→ Consigne de travail 1
D'après l'entretien, combien de bateaux sont en mesure de gagner ?
→ Consigne de travail 2
Reprenez l'entretien après sa dernière phrase et poursuivez-le.

### Texte étudié ###

Ces difficultés ont-elles affecté votre préparation ?
Ce n’est jamais facile de se préparer dans l’urgence. Je n’aurais pas pu partir sans budget. J’avais déjà dépensé tout mon argent. Le pari était osé, mais au final ça a marché. Aujourd’hui, beaucoup de grands marins restent à terre. Il y a des grands noms qui n’ont jamais retrouvé de l’argent malgré leurs victoires, Laurence Arthaud ou Laurent Bourgnon. De temps à temps, il faut aller à la guerre avant de prendre le départ sur l’eau. La première guerre, elle est à terre.
Quelles seront vos ambitions ?
On est six bateaux à pouvoir gagner. Je suis un peu moins rapide que les autres, mais ils ne vont pas pouvoir se contrôler en permanence. Il y aura forcément des opportunités météo. Je ne laisserai passer aucune opportunité de me faufiler. Les autres sont tous de très bons marins. Ils ont fait leurs preuves. Après, il y a la mer… Et je connais parfaitement mon bateau, même si les autres le connaissent plutôt bien aussi.
Que pensez-vous du retour des monstres des mers ?

### Données enregistrées ###

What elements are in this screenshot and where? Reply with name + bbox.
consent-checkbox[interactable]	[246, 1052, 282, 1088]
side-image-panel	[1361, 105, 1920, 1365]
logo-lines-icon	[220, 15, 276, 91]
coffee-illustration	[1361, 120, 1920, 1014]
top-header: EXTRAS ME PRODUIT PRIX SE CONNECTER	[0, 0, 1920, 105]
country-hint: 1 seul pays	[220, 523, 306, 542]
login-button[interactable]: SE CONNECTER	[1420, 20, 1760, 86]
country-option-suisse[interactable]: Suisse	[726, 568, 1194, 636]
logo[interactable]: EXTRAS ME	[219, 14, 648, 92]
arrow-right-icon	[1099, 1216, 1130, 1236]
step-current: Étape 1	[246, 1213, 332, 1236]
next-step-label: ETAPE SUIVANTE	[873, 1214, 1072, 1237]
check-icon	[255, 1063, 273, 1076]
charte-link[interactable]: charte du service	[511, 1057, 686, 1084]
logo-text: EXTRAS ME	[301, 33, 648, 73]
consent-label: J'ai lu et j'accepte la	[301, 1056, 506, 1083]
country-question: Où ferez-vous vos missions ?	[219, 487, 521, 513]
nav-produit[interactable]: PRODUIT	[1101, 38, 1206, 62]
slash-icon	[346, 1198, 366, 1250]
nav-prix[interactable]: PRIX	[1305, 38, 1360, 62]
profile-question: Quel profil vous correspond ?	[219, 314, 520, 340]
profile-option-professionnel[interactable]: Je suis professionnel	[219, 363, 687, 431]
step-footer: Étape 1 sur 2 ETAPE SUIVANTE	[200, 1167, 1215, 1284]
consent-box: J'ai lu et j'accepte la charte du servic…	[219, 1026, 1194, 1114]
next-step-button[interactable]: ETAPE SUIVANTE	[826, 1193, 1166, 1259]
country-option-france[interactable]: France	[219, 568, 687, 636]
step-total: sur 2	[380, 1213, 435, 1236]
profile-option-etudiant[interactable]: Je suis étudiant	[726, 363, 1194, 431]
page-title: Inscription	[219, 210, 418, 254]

###

→ Réponse 1
Six bateaux.

→ Réponse 2
C’est bien, ça bouche un trou. Il n’y a plus de classe reine, du coup la Route du Rhum est ouverte à tous les bateaux. Jusqu’à présent, le gigantisme n’a pas payé. On verra si Groupama, l’extrême de la grandeur, dominera face aux bateaux médians ou face au mien. Si je peux mettre un peu le foutoir là-dedans, je ne me gênerai pas !
La route du Rhum marque pour vous le début d’une longue aventure …
Aujourd’hui, construire un bateau comme le mien, c’est 5 millions d’euros plus 1,5 million d’entretien par an. Avec la crise, autant aller à la pêche pour être sûr de manger le soir. Ce bateau, je le veux pour le dernier défi restant en mer : le tour du monde en solitaire en multicoques sans escale. Ça n’a jamais été fait. Je connais bien depuis vingt ans maintenant tous les endroits pourris du Sud, le Cap Horn, etc. Pour moi, il n’y a que ce bateau qui puisse me permettre de faire ça. L’an prochain, je pars sur ce tour à l’envers, après j’ai une campagne de trois ans à travers le monde aux Etats-Unis et dans les pays émergents, Chine, Inde, Japon, Afrique du Sud, pays arabes…
Cette route du Rhum ne serait-elle qu’une mise en jambes ?
C’est une petite mise en jambes, mais elle est belle (rires)…
Un marin multisports
Avant de devenir un marin émérite, Philippe Monnet s’est essayé à plusieurs disciplines sportives. Le Savoyard a débuté par le ski acrobatique, avant de se muer en pilote de motocross. Il a également pratiqué l’équitation à un bon niveau. Au point d’intégrer l’équipe de France de jumping à la fin des années 1970. Son exil sur la côte d’Azur, à Cannes, lui a ensuite offert la possibilité d’assouvir sa passion pour la voile. Auteur du tour du monde à l’envers sans escale en 2000, il a déjà participé à la Route du Rhum. Il s’est classé sixième en 1998.